Short problem: For each line of the data below that holds "командировать", copy the line.
____ Excerpted data
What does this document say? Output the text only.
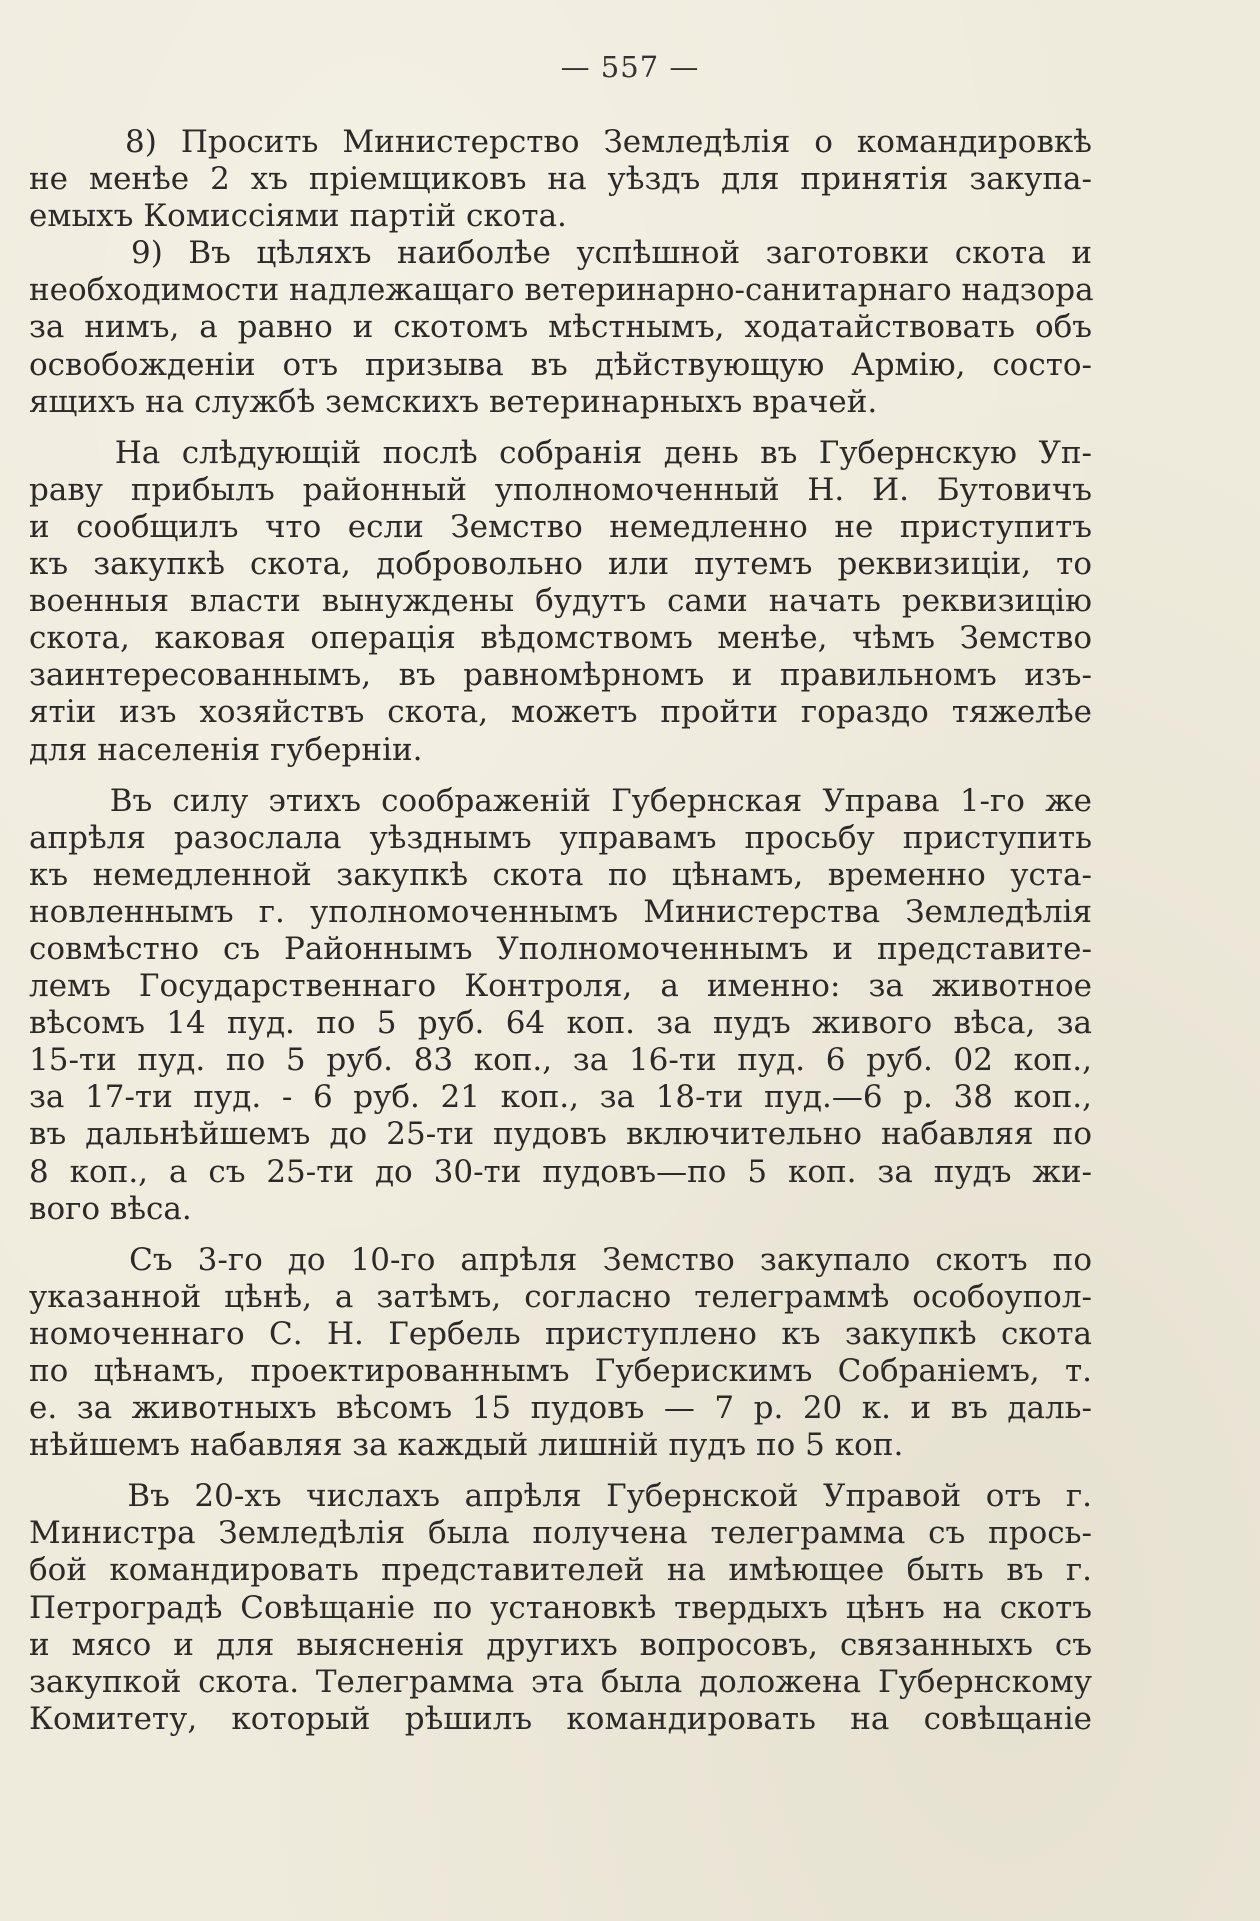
— 557 —
8) Просить Министерство Земледѣлія о командировкѣ
не менѣе 2 хъ пріемщиковъ на уѣздъ для принятія закупа-
емыхъ Комиссіями партій скота.
9) Въ цѣляхъ наиболѣе успѣшной заготовки скота и
необходимости надлежащаго ветеринарно-санитарнаго надзора
за нимъ, а равно и скотомъ мѣстнымъ, ходатайствовать объ
освобожденіи отъ призыва въ дѣйствующую Армію, состо-
ящихъ на службѣ земскихъ ветеринарныхъ врачей.
На слѣдующій послѣ собранія день въ Губернскую Уп-
раву прибылъ районный уполномоченный Н. И. Бутовичъ
и сообщилъ что если Земство немедленно не приступитъ
къ закупкѣ скота, добровольно или путемъ реквизиціи, то
военныя власти вынуждены будутъ сами начать реквизицію
скота, каковая операція вѣдомствомъ менѣе, чѣмъ Земство
заинтересованнымъ, въ равномѣрномъ и правильномъ изъ-
ятіи изъ хозяйствъ скота, можетъ пройти гораздо тяжелѣе
для населенія губерніи.
Въ силу этихъ соображеній Губернская Управа 1-го же
апрѣля разослала уѣзднымъ управамъ просьбу приступить
къ немедленной закупкѣ скота по цѣнамъ, временно уста-
новленнымъ г. уполномоченнымъ Министерства Земледѣлія
совмѣстно съ Районнымъ Уполномоченнымъ и представите-
лемъ Государственнаго Контроля, а именно: за животное
вѣсомъ 14 пуд. по 5 руб. 64 коп. за пудъ живого вѣса, за
15-ти пуд. по 5 руб. 83 коп., за 16-ти пуд. 6 руб. 02 коп.,
за 17-ти пуд. - 6 руб. 21 коп., за 18-ти пуд.—6 р. 38 коп.,
въ дальнѣйшемъ до 25-ти пудовъ включительно набавляя по
8 коп., а съ 25-ти до 30-ти пудовъ—по 5 коп. за пудъ жи-
вого вѣса.
Съ 3-го до 10-го апрѣля Земство закупало скотъ по
указанной цѣнѣ, а затѣмъ, согласно телеграммѣ особоупол-
номоченнаго С. Н. Гербель приступлено къ закупкѣ скота
по цѣнамъ, проектированнымъ Губерискимъ Собраніемъ, т.
е. за животныхъ вѣсомъ 15 пудовъ — 7 р. 20 к. и въ даль-
нѣйшемъ набавляя за каждый лишній пудъ по 5 коп.
Въ 20-хъ числахъ апрѣля Губернской Управой отъ г.
Министра Земледѣлія была получена телеграмма съ прось-
бой командировать представителей на имѣющее быть въ г.
Петроградѣ Совѣщаніе по установкѣ твердыхъ цѣнъ на скотъ
и мясо и для выясненія другихъ вопросовъ, связанныхъ съ
закупкой скота. Телеграмма эта была доложена Губернскому
Комитету, который рѣшилъ командировать на совѣщаніе
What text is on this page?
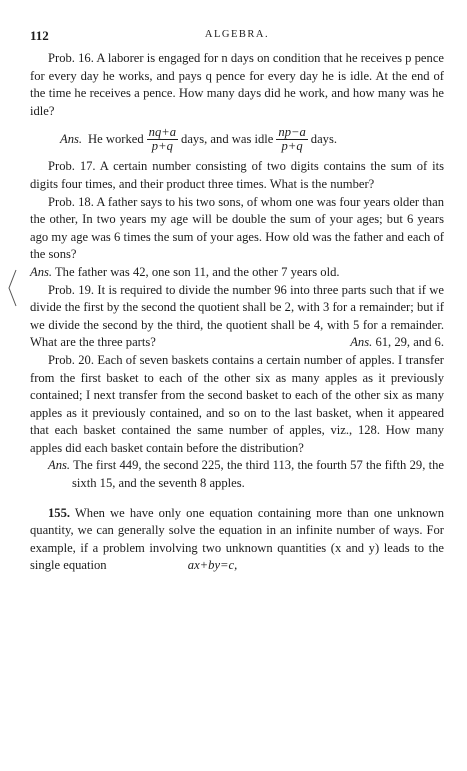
112	ALGEBRA.

Prob. 16. A laborer is engaged for n days on condition that he receives p pence for every day he works, and pays q pence for every day he is idle. At the end of the time he receives a pence. How many days did he work, and how many was he idle?

Ans. He worked $\frac{nq+a}{p+q}$ days, and was idle $\frac{np-a}{p+q}$ days.

Prob. 17. A certain number consisting of two digits contains the sum of its digits four times, and their product three times. What is the number?

Prob. 18. A father says to his two sons, of whom one was four years older than the other, In two years my age will be double the sum of your ages; but 6 years ago my age was 6 times the sum of your ages. How old was the father and each of the sons?

Ans. The father was 42, one son 11, and the other 7 years old.

Prob. 19. It is required to divide the number 96 into three parts such that if we divide the first by the second the quotient shall be 2, with 3 for a remainder; but if we divide the second by the third, the quotient shall be 4, with 5 for a remainder. What are the three parts?	Ans. 61, 29, and 6.

Prob. 20. Each of seven baskets contains a certain number of apples. I transfer from the first basket to each of the other six as many apples as it previously contained; I next transfer from the second basket to each of the other six as many apples as it previously contained, and so on to the last basket, when it appeared that each basket contained the same number of apples, viz., 128. How many apples did each basket contain before the distribution?

Ans. The first 449, the second 225, the third 113, the fourth 57 the fifth 29, the sixth 15, and the seventh 8 apples.

155. When we have only one equation containing more than one unknown quantity, we can generally solve the equation in an infinite number of ways. For example, if a problem involving two unknown quantities (x and y) leads to the single equation	ax+by=c,
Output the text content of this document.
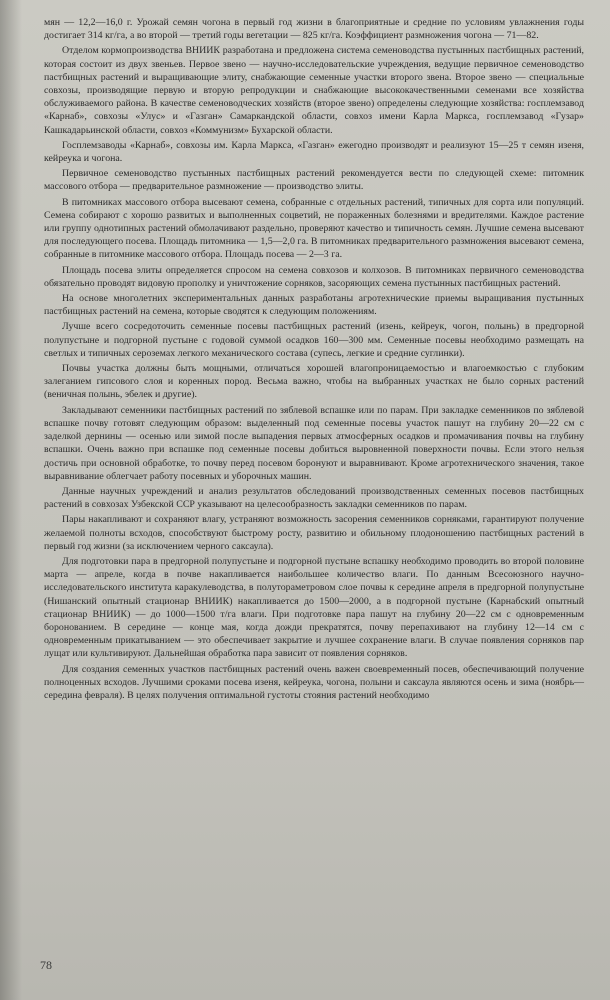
мян — 12,2—16,0 г. Урожай семян чогона в первый год жизни в благоприятные и средние по условиям увлажнения годы достигает 314 кг/га, а во второй — третий годы вегетации — 825 кг/га. Коэффициент размножения чогона — 71—82.

Отделом кормопроизводства ВНИИК разработана и предложена система семеноводства пустынных пастбищных растений, которая состоит из двух звеньев. Первое звено — научно-исследовательские учреждения, ведущие первичное семеноводство пастбищных растений и выращивающие элиту, снабжающие семенные участки второго звена. Второе звено — специальные совхозы, производящие первую и вторую репродукции и снабжающие высококачественными семенами все хозяйства обслуживаемого района. В качестве семеноводческих хозяйств (второе звено) определены следующие хозяйства: госплемзавод «Карнаб», совхозы «Улус» и «Газган» Самаркандской области, совхоз имени Карла Маркса, госплемзавод «Гузар» Кашкадарьинской области, совхоз «Коммунизм» Бухарской области.

Госплемзаводы «Карнаб», совхозы им. Карла Маркса, «Газган» ежегодно производят и реализуют 15—25 т семян изеня, кейреука и чогона.

Первичное семеноводство пустынных пастбищных растений рекомендуется вести по следующей схеме: питомник массового отбора — предварительное размножение — производство элиты.

В питомниках массового отбора высевают семена, собранные с отдельных растений, типичных для сорта или популяций. Семена собирают с хорошо развитых и выполненных соцветий, не пораженных болезнями и вредителями. Каждое растение или группу однотипных растений обмолачивают раздельно, проверяют качество и типичность семян. Лучшие семена высевают для последующего посева. Площадь питомника — 1,5—2,0 га. В питомниках предварительного размножения высевают семена, собранные в питомнике массового отбора. Площадь посева — 2—3 га.

Площадь посева элиты определяется спросом на семена совхозов и колхозов. В питомниках первичного семеноводства обязательно проводят видовую прополку и уничтожение сорняков, засоряющих семена пустынных пастбищных растений.

На основе многолетних экспериментальных данных разработаны агротехнические приемы выращивания пустынных пастбищных растений на семена, которые сводятся к следующим положениям.

Лучше всего сосредоточить семенные посевы пастбищных растений (изень, кейреук, чогон, полынь) в предгорной полупустыне и подгорной пустыне с годовой суммой осадков 160—300 мм. Семенные посевы необходимо размещать на светлых и типичных сероземах легкого механического состава (супесь, легкие и средние суглинки).

Почвы участка должны быть мощными, отличаться хорошей влагопроницаемостью и влагоемкостью с глубоким залеганием гипсового слоя и коренных пород. Весьма важно, чтобы на выбранных участках не было сорных растений (веничная полынь, эбелек и другие).

Закладывают семенники пастбищных растений по зяблевой вспашке или по парам. При закладке семенников по зяблевой вспашке почву готовят следующим образом: выделенный под семенные посевы участок пашут на глубину 20—22 см с заделкой дернины — осенью или зимой после выпадения первых атмосферных осадков и промачивания почвы на глубину вспашки. Очень важно при вспашке под семенные посевы добиться выровненной поверхности почвы. Если этого нельзя достичь при основной обработке, то почву перед посевом боронуют и выравнивают. Кроме агротехнического значения, такое выравнивание облегчает работу посевных и уборочных машин.

Данные научных учреждений и анализ результатов обследований производственных семенных посевов пастбищных растений в совхозах Узбекской ССР указывают на целесообразность закладки семенников по парам.

Пары накапливают и сохраняют влагу, устраняют возможность засорения семенников сорняками, гарантируют получение желаемой полноты всходов, способствуют быстрому росту, развитию и обильному плодоношению пастбищных растений в первый год жизни (за исключением черного саксаула).

Для подготовки пара в предгорной полупустыне и подгорной пустыне вспашку необходимо проводить во второй половине марта — апреле, когда в почве накапливается наибольшее количество влаги. По данным Всесоюзного научно-исследовательского института каракулеводства, в полутораметровом слое почвы к середине апреля в предгорной полупустыне (Нишанский опытный стационар ВНИИК) накапливается до 1500—2000, а в подгорной пустыне (Карнабский опытный стационар ВНИИК) — до 1000—1500 т/га влаги. При подготовке пара пашут на глубину 20—22 см с одновременным боронованием. В середине — конце мая, когда дожди прекратятся, почву перепахивают на глубину 12—14 см с одновременным прикатыванием — это обеспечивает закрытие и лучшее сохранение влаги. В случае появления сорняков пар лущат или культивируют. Дальнейшая обработка пара зависит от появления сорняков.

Для создания семенных участков пастбищных растений очень важен своевременный посев, обеспечивающий получение полноценных всходов. Лучшими сроками посева изеня, кейреука, чогона, полыни и саксаула являются осень и зима (ноябрь—середина февраля). В целях получения оптимальной густоты стояния растений необходимо

78
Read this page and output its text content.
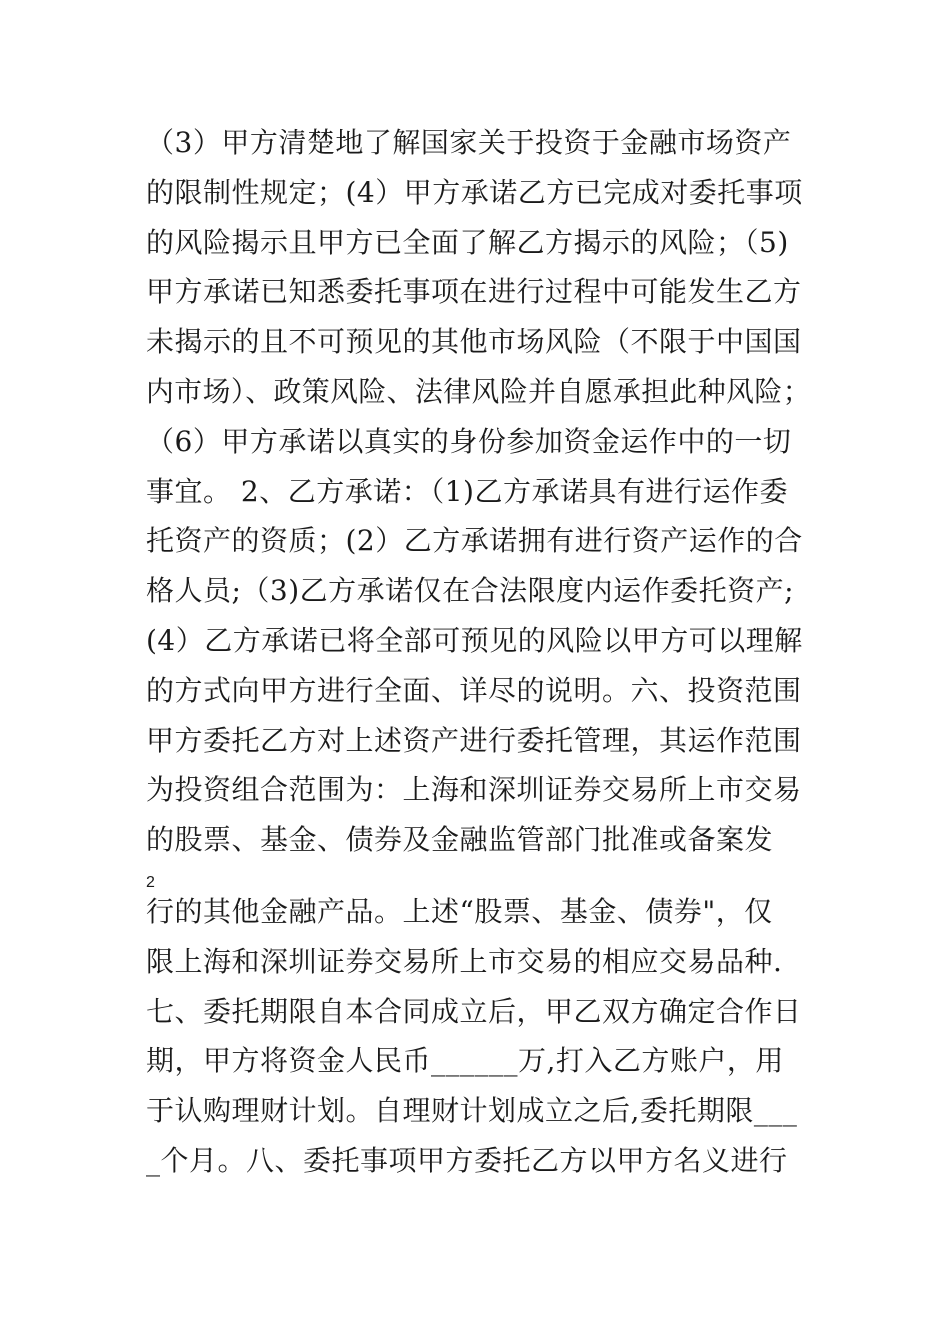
（3）甲方清楚地了解国家关于投资于金融市场资产
的限制性规定；(4）甲方承诺乙方已完成对委托事项
的风险揭示且甲方已全面了解乙方揭示的风险；（5)
甲方承诺已知悉委托事项在进行过程中可能发生乙方
未揭示的且不可预见的其他市场风险（不限于中国国
内市场）、政策风险、法律风险并自愿承担此种风险；
（6）甲方承诺以真实的身份参加资金运作中的一切
事宜。 2、乙方承诺：（1)乙方承诺具有进行运作委
托资产的资质；(2）乙方承诺拥有进行资产运作的合
格人员;（3)乙方承诺仅在合法限度内运作委托资产;
(4）乙方承诺已将全部可预见的风险以甲方可以理解
的方式向甲方进行全面、详尽的说明。六、投资范围
甲方委托乙方对上述资产进行委托管理，其运作范围
为投资组合范围为：上海和深圳证券交易所上市交易
的股票、基金、债券及金融监管部门批准或备案发
2
行的其他金融产品。上述“股票、基金、债券"，仅
限上海和深圳证券交易所上市交易的相应交易品种.
七、委托期限自本合同成立后，甲乙双方确定合作日
期，甲方将资金人民币______万,打入乙方账户，用
于认购理财计划。自理财计划成立之后,委托期限___
_个月。八、委托事项甲方委托乙方以甲方名义进行
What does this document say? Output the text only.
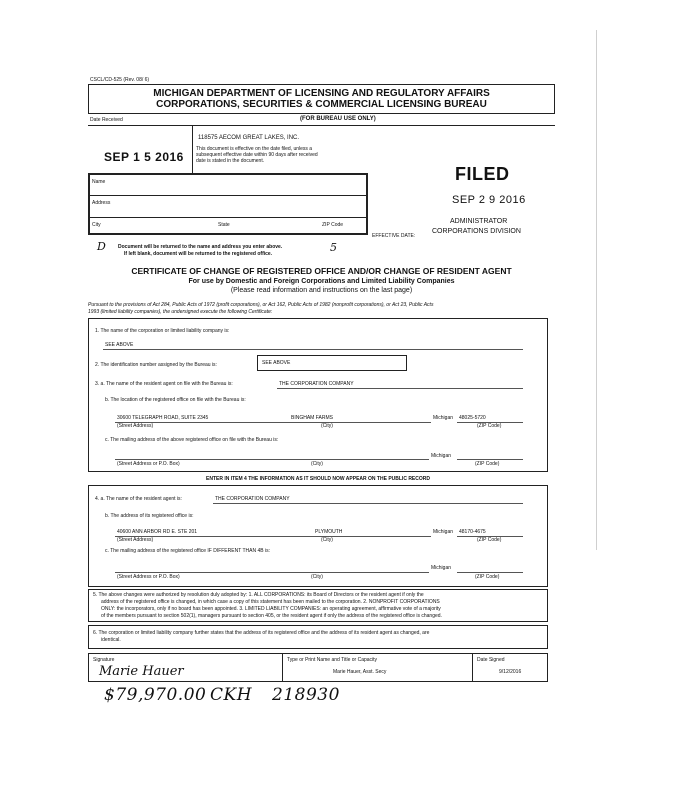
CSCL/CD-525 (Rev. 08/ 6)
MICHIGAN DEPARTMENT OF LICENSING AND REGULATORY AFFAIRS
CORPORATIONS, SECURITIES & COMMERCIAL LICENSING BUREAU
Date Received	(FOR BUREAU USE ONLY)
SEP 1 5 2016
118575 AECOM GREAT LAKES, INC.
This document is effective on the date filed, unless a
subsequent effective date within 90 days after received
date is stated in the document.
Name
Address
City	State	ZIP Code
FILED
SEP 2 9 2016
ADMINISTRATOR
EFFECTIVE DATE:
CORPORATIONS DIVISION
D Document will be returned to the name and address you enter above.
If left blank, document will be returned to the registered office.	5
CERTIFICATE OF CHANGE OF REGISTERED OFFICE AND/OR CHANGE OF RESIDENT AGENT
For use by Domestic and Foreign Corporations and Limited Liability Companies
(Please read information and instructions on the last page)
Pursuant to the provisions of Act 284, Public Acts of 1972 (profit corporations), or Act 162, Public Acts of 1982 (nonprofit corporations), or Act 23, Public Acts
1993 (limited liability companies), the undersigned execute the following Certificate:
1. The name of the corporation or limited liability company is:
SEE ABOVE
2. The identification number assigned by the Bureau is:	SEE ABOVE
3. a. The name of the resident agent on file with the Bureau is:	THE CORPORATION COMPANY
b. The location of the registered office on file with the Bureau is:
30600 TELEGRAPH ROAD, SUITE 2345	BINGHAM FARMS	Michigan 48025-5720
(Street Address)	(City)	(ZIP Code)
c. The mailing address of the above registered office on file with the Bureau is:
Michigan
(Street Address or P.O. Box)	(City)	(ZIP Code)
ENTER IN ITEM 4 THE INFORMATION AS IT SHOULD NOW APPEAR ON THE PUBLIC RECORD
4. a. The name of the resident agent is:	THE CORPORATION COMPANY
b. The address of its registered office is:
40600 ANN ARBOR RD E. STE 201	PLYMOUTH	Michigan 48170-4675
(Street Address)	(City)	(ZIP Code)
c. The mailing address of the registered office IF DIFFERENT THAN 4B is:
Michigan
(Street Address or P.O. Box)	(City)	(ZIP Code)
5. The above changes were authorized by resolution duly adopted by: 1. ALL CORPORATIONS: its Board of Directors or the resident agent if only the
address of the registered office is changed, in which case a copy of this statement has been mailed to the corporation. 2. NONPROFIT CORPORATIONS
ONLY: the incorporators, only if no board has been appointed. 3. LIMITED LIABILITY COMPANIES: an operating agreement, affirmative vote of a majority
of the members pursuant to section 502(1), managers pursuant to section 405, or the resident agent if only the address of the registered office is changed.
6. The corporation or limited liability company further states that the address of its registered office and the address of its resident agent as changed, are
identical.
Signature
Marie Hauer
Type or Print Name and Title or Capacity
Marie Hauer, Asst. Secy
Date Signed
9/12/2016
$79,970.00 CKH 218930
________
Correct result:
бой командировать представителей на имѣющее быть въ г.
Комитету, который рѣшилъ командировать на совѣщаніе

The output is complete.